Written instruction:
Keep only the lines of the data below that contain "的解集在数轴上表示正确的是", and copy them.

[Dataset items]

━━━━

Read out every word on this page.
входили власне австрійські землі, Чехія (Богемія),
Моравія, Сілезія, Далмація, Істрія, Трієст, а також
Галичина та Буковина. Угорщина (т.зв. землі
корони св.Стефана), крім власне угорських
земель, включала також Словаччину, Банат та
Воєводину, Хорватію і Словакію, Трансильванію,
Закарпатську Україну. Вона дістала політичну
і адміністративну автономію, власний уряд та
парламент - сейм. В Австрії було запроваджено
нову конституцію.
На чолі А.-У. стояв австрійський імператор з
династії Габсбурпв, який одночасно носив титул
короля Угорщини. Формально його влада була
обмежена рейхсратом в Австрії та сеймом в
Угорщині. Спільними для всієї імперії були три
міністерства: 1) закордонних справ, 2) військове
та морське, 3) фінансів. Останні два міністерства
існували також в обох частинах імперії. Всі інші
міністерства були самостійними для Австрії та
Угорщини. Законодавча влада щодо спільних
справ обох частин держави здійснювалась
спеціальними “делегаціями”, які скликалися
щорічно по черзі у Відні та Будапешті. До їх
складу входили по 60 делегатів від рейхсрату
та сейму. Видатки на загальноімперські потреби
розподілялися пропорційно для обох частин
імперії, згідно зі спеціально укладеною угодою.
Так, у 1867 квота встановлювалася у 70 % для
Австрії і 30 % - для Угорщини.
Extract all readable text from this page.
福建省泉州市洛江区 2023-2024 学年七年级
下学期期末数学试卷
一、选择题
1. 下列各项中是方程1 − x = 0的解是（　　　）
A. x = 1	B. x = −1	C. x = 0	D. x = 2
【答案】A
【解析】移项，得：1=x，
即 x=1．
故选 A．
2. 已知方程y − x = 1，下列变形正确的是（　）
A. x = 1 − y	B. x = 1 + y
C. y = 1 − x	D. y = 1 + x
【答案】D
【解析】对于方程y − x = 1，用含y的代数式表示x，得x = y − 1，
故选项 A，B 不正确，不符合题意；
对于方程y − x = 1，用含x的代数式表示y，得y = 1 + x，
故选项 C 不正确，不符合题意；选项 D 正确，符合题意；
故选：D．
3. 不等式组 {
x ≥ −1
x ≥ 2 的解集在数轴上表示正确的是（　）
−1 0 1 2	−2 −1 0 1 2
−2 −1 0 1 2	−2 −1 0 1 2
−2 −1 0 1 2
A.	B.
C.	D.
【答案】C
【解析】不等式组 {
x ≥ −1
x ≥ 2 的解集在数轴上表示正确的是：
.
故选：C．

━━━━

Full solution:
x ≥ 2 的解集在数轴上表示正确的是（　）
x ≥ 2 的解集在数轴上表示正确的是：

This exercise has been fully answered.